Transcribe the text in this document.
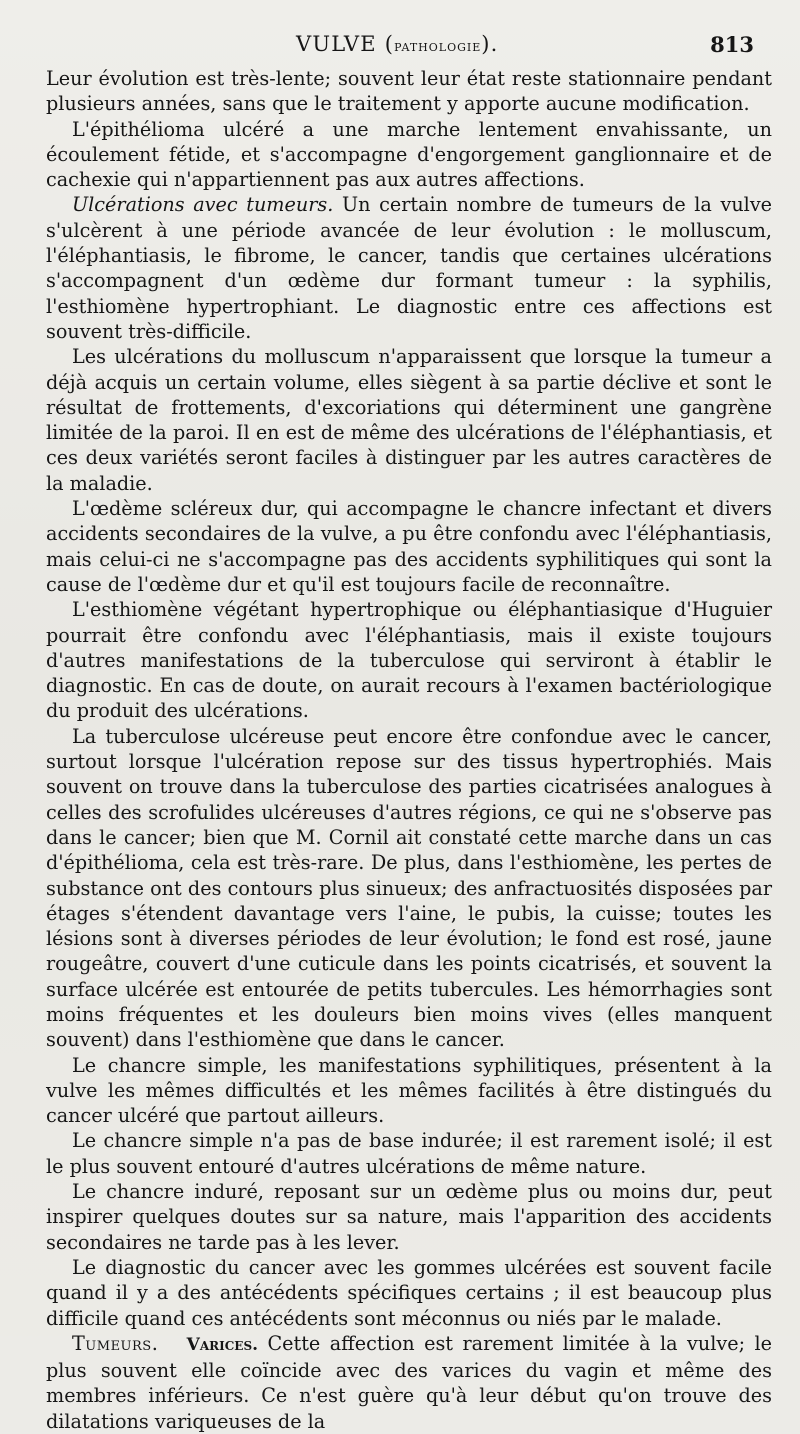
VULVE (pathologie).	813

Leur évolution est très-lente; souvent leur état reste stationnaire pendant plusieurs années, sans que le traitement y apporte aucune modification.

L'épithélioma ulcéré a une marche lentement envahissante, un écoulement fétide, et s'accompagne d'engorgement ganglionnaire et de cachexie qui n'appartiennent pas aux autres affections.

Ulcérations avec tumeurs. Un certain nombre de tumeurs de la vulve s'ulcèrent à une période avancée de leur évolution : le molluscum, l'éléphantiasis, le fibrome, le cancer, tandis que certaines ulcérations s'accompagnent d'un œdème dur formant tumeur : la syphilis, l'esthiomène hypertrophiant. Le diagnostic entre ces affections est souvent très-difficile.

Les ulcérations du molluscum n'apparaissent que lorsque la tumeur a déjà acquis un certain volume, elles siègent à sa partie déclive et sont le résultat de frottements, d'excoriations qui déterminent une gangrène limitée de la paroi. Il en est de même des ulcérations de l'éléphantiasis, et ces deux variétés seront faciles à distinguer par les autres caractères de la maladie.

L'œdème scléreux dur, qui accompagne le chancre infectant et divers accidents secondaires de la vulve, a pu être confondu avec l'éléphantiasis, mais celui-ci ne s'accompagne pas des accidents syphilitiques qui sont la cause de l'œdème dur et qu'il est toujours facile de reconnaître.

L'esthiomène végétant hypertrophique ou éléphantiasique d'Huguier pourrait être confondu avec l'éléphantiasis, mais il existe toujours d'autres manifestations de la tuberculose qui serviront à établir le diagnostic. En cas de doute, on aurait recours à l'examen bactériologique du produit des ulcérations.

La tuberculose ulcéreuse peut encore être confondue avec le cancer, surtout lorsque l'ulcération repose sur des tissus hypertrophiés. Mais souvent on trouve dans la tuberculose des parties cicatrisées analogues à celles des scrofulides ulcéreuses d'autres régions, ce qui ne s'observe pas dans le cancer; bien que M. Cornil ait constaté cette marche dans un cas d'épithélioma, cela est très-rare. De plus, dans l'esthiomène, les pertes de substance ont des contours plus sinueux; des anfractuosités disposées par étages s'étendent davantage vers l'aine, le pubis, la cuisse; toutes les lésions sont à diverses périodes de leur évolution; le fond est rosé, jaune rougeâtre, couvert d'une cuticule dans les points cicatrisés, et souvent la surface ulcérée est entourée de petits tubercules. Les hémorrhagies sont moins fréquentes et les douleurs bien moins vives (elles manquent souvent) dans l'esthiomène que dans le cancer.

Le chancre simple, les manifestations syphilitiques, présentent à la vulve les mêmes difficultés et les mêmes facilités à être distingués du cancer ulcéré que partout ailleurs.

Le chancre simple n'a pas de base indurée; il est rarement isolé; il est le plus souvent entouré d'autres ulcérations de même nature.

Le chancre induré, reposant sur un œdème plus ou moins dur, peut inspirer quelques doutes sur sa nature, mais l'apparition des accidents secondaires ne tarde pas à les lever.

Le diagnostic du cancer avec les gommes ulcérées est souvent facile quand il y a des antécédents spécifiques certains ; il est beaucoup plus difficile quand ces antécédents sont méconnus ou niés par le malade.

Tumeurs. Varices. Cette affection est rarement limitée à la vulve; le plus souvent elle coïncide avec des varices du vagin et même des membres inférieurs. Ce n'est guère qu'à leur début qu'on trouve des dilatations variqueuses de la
◇ ◇ ◇ ◇ ◇
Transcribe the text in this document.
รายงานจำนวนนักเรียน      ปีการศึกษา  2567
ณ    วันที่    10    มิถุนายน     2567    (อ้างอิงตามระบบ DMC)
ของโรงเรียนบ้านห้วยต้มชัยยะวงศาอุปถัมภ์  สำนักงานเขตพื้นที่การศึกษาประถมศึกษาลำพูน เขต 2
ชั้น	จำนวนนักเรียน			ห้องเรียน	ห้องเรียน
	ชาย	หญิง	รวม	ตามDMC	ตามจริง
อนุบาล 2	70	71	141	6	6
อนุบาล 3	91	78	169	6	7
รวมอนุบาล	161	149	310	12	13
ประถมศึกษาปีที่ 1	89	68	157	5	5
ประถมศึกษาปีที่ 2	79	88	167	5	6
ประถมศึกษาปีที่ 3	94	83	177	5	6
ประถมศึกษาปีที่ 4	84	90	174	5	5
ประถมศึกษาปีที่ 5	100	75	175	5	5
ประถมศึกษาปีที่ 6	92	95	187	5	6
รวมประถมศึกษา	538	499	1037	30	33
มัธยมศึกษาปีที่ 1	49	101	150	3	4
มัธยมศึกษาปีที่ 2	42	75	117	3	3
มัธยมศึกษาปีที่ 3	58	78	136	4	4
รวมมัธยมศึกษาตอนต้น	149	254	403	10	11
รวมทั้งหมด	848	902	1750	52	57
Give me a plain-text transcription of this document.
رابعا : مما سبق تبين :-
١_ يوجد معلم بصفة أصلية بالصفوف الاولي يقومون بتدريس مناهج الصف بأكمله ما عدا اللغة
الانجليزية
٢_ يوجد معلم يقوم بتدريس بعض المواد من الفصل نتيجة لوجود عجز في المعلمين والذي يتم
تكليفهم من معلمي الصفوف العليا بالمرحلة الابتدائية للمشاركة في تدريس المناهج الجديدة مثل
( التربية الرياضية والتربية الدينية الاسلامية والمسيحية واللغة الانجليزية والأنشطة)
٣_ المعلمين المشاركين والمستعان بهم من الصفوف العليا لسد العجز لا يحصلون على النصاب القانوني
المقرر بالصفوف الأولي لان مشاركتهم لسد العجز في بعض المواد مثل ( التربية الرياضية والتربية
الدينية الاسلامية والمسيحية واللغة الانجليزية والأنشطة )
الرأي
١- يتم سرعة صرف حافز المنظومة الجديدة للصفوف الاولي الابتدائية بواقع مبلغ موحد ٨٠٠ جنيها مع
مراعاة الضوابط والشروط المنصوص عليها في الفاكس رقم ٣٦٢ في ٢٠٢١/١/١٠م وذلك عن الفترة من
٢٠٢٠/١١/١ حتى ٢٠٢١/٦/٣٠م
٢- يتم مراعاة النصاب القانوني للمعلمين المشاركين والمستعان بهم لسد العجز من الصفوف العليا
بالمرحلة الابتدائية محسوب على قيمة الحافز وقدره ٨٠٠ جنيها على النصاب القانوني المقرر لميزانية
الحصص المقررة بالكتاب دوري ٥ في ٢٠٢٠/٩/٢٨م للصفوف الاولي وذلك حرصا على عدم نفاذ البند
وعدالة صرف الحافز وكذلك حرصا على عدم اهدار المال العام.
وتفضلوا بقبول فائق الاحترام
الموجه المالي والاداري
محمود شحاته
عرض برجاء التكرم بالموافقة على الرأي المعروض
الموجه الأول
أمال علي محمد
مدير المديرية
◇ ◇ ◇ ◇ ◇
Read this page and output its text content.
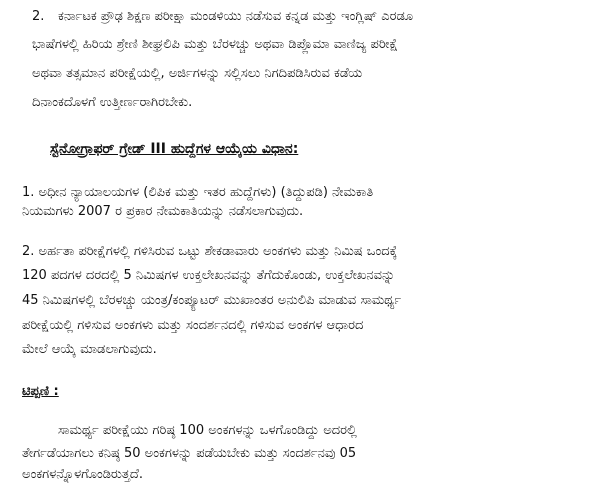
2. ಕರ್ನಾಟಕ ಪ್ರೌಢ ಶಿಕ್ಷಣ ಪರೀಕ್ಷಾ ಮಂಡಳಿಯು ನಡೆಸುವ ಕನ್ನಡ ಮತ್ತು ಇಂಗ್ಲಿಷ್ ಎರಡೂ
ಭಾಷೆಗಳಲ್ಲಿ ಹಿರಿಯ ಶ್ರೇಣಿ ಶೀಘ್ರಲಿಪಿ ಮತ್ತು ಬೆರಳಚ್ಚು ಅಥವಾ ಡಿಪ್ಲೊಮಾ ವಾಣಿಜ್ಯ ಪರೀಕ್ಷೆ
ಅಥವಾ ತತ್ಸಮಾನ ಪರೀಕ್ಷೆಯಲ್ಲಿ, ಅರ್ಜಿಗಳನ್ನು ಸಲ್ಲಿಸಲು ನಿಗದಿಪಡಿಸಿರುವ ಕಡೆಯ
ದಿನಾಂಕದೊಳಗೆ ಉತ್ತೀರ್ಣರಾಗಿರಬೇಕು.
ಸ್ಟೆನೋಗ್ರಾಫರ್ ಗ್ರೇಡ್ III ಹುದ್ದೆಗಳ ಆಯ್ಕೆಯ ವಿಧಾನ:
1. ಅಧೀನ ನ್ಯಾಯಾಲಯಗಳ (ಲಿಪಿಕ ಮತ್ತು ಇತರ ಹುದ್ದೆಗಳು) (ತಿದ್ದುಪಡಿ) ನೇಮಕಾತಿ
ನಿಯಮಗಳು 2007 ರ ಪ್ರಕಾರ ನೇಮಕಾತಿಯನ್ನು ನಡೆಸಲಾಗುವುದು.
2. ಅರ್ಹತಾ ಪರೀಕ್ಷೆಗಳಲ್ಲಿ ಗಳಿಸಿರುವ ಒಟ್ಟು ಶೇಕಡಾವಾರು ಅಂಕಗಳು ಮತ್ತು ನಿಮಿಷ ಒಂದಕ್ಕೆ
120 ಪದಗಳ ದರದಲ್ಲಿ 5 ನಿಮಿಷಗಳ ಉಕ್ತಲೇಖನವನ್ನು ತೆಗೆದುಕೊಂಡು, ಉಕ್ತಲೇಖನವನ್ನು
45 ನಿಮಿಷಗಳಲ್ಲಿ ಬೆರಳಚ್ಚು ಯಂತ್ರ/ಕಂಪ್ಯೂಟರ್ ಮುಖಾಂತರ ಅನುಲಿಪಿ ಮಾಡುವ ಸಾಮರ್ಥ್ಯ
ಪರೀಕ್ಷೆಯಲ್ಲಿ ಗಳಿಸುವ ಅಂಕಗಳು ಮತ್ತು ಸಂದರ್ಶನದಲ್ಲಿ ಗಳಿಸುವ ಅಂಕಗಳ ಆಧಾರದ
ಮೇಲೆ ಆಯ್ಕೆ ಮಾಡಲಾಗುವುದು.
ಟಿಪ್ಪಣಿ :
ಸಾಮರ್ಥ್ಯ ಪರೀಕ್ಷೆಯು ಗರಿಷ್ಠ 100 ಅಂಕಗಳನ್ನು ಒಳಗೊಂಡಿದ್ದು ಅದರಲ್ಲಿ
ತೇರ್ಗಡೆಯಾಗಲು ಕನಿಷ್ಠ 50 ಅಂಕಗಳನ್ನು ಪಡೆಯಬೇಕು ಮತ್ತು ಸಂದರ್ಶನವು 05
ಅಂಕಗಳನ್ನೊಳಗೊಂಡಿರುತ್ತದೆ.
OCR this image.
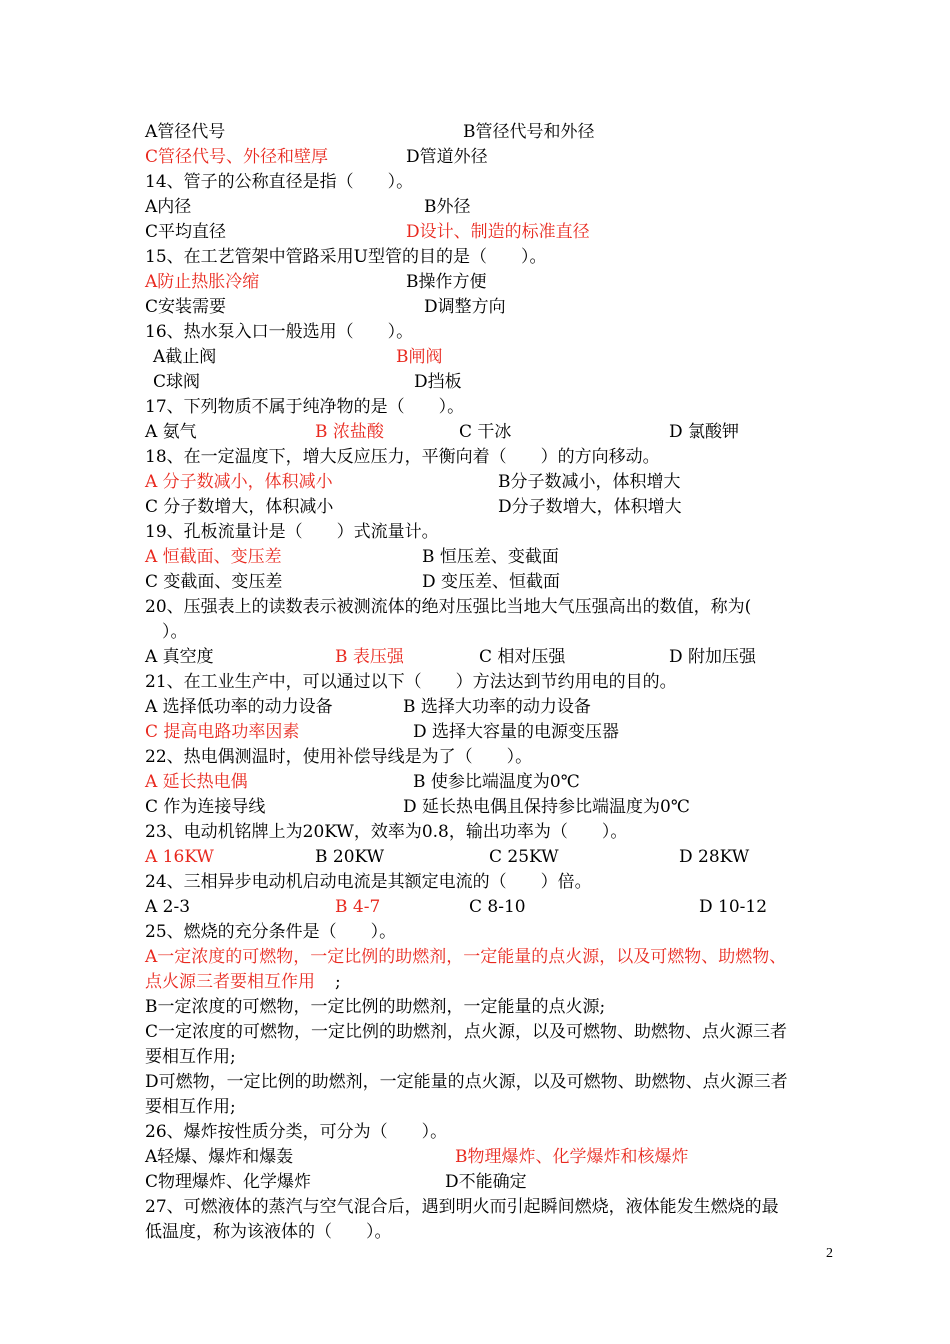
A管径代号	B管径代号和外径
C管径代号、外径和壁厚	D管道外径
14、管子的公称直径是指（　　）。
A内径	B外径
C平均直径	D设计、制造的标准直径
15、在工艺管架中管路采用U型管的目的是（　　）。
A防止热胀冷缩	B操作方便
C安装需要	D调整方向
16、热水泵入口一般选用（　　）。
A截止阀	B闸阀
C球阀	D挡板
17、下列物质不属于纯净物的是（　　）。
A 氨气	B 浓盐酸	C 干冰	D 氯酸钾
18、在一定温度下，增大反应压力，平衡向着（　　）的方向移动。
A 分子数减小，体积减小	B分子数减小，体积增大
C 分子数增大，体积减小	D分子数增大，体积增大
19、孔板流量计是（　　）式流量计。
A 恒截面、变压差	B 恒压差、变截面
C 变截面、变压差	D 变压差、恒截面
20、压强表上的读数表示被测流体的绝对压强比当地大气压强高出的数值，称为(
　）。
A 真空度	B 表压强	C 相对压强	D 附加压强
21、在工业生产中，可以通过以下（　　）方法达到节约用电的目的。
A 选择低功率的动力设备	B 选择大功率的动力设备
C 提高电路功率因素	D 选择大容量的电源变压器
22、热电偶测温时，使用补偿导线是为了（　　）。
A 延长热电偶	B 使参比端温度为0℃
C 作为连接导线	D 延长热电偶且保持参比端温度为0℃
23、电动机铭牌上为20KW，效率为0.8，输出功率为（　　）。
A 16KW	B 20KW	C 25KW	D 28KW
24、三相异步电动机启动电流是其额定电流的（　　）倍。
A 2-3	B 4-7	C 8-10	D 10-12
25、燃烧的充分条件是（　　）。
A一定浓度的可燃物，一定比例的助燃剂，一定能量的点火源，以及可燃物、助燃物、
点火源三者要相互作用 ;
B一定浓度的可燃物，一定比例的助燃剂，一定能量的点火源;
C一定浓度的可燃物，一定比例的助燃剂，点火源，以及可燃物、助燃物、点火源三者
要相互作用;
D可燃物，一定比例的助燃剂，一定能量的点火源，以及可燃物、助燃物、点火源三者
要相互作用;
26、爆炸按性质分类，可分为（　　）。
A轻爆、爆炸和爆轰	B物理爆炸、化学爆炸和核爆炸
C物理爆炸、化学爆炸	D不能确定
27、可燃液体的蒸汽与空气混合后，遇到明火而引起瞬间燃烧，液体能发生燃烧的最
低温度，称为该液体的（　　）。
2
◇ ◇ ◇ ◇ ◇
■ **Exercise**
Identify the lines above that contain the word "العجز", then copy them.

■ **Reply**
٣_ المعلمين المشاركين والمستعان بهم من الصفوف العليا لسد العجز لا يحصلون على النصاب القانوني
المقرر بالصفوف الأولي لان مشاركتهم لسد العجز في بعض المواد مثل ( التربية الرياضية والتربية
٢- يتم مراعاة النصاب القانوني للمعلمين المشاركين والمستعان بهم لسد العجز من الصفوف العليا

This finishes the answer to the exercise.